■ **DATA SUPPLIED**
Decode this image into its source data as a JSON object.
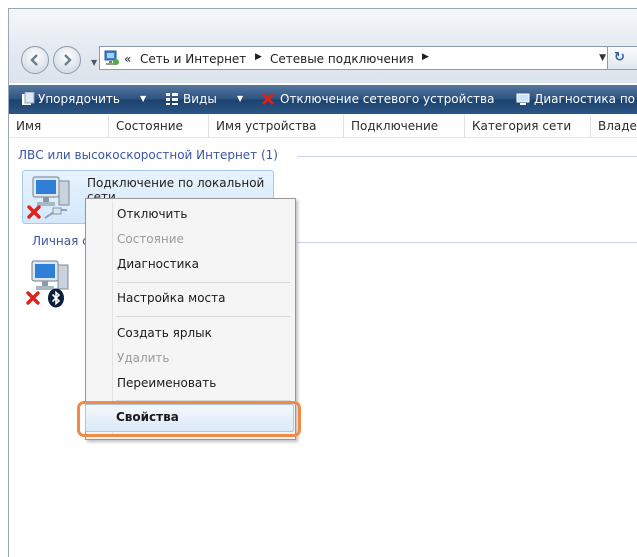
{
  "address_bar": {
    "prefix": "«",
    "crumbs": [
      "Сеть и Интернет",
      "Сетевые подключения"
    ]
  },
  "toolbar": {
    "organize": "Упорядочить",
    "views": "Виды",
    "disable_device": "Отключение сетевого устройства",
    "diagnose": "Диагностика по"
  },
  "columns": [
    "Имя",
    "Состояние",
    "Имя устройства",
    "Подключение",
    "Категория сети",
    "Владе"
  ],
  "groups": {
    "lan": "ЛВС или высокоскоростной Интернет (1)",
    "pan": "Личная с"
  },
  "items": {
    "lan_label": "Подключение по локальной сети"
  },
  "context_menu": {
    "items": [
      {
        "label": "Отключить",
        "enabled": true
      },
      {
        "label": "Состояние",
        "enabled": false
      },
      {
        "label": "Диагностика",
        "enabled": true
      },
      {
        "label": "Настройка моста",
        "enabled": true
      },
      {
        "label": "Создать ярлык",
        "enabled": true
      },
      {
        "label": "Удалить",
        "enabled": false
      },
      {
        "label": "Переименовать",
        "enabled": true
      },
      {
        "label": "Свойства",
        "enabled": true,
        "default": true,
        "highlighted": true
      }
    ]
  },
  "colors": {
    "toolbar": "#2d5381",
    "group_text": "#3a55a2",
    "highlight": "#f28a47",
    "error_x": "#e0201a"
  },
  "icons": [
    "back-icon",
    "forward-icon",
    "network-folder-icon",
    "refresh-icon",
    "organize-icon",
    "views-icon",
    "disable-icon",
    "diagnose-icon",
    "computer-icon",
    "network-cable-icon",
    "bluetooth-icon",
    "error-x-icon"
  ]
}
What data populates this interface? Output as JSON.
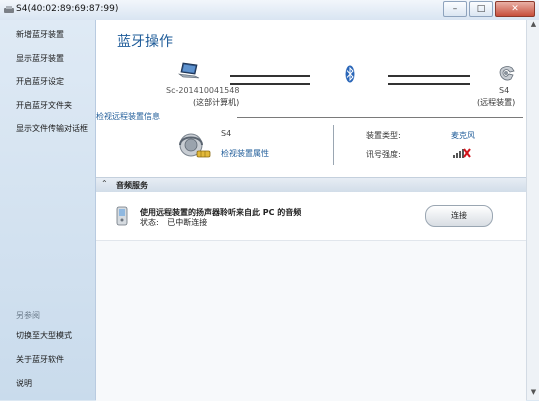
{
  "window": {
    "title": "S4(40:02:89:69:87:99)",
    "minimize": "–",
    "maximize": "□",
    "close": "✕"
  },
  "sidebar": {
    "items": [
      {
        "label": "新增蓝牙装置"
      },
      {
        "label": "显示蓝牙装置"
      },
      {
        "label": "开启蓝牙设定"
      },
      {
        "label": "开启蓝牙文件夹"
      },
      {
        "label": "显示文件传输对话框"
      }
    ],
    "see_also": "另参阅",
    "bottom_items": [
      {
        "label": "切换至大型模式"
      },
      {
        "label": "关于蓝牙软件"
      },
      {
        "label": "说明"
      }
    ]
  },
  "main": {
    "title": "蓝牙操作",
    "computer": {
      "name": "Sc-201410041548",
      "label": "(这部计算机)"
    },
    "device": {
      "name": "S4",
      "label": "(远程装置)"
    },
    "info_link": "检视远程装置信息",
    "detail": {
      "name": "S4",
      "props_link": "检视装置属性",
      "type_key": "装置类型:",
      "type_value": "麦克风",
      "signal_key": "讯号强度:"
    },
    "section": {
      "title": "音频服务",
      "chevron": "⌃"
    },
    "service": {
      "description": "使用远程装置的扬声器聆听来自此 PC 的音频",
      "status_label": "状态:",
      "status_value": "已中断连接",
      "connect_button": "连接"
    }
  },
  "colors": {
    "accent": "#1f5c99",
    "sidebar_bg": "#d6e4f1"
  },
  "icons": [
    "app-icon",
    "laptop-icon",
    "bluetooth-icon",
    "phone-icon",
    "headset-icon",
    "signal-icon",
    "mobile-icon",
    "chevron-up-icon"
  ]
}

■ **YOUR TASK**
From the listing above, collect every line that mentions the word "network".

■ **THE RESULT**
    "network-folder-icon",
    "network-cable-icon",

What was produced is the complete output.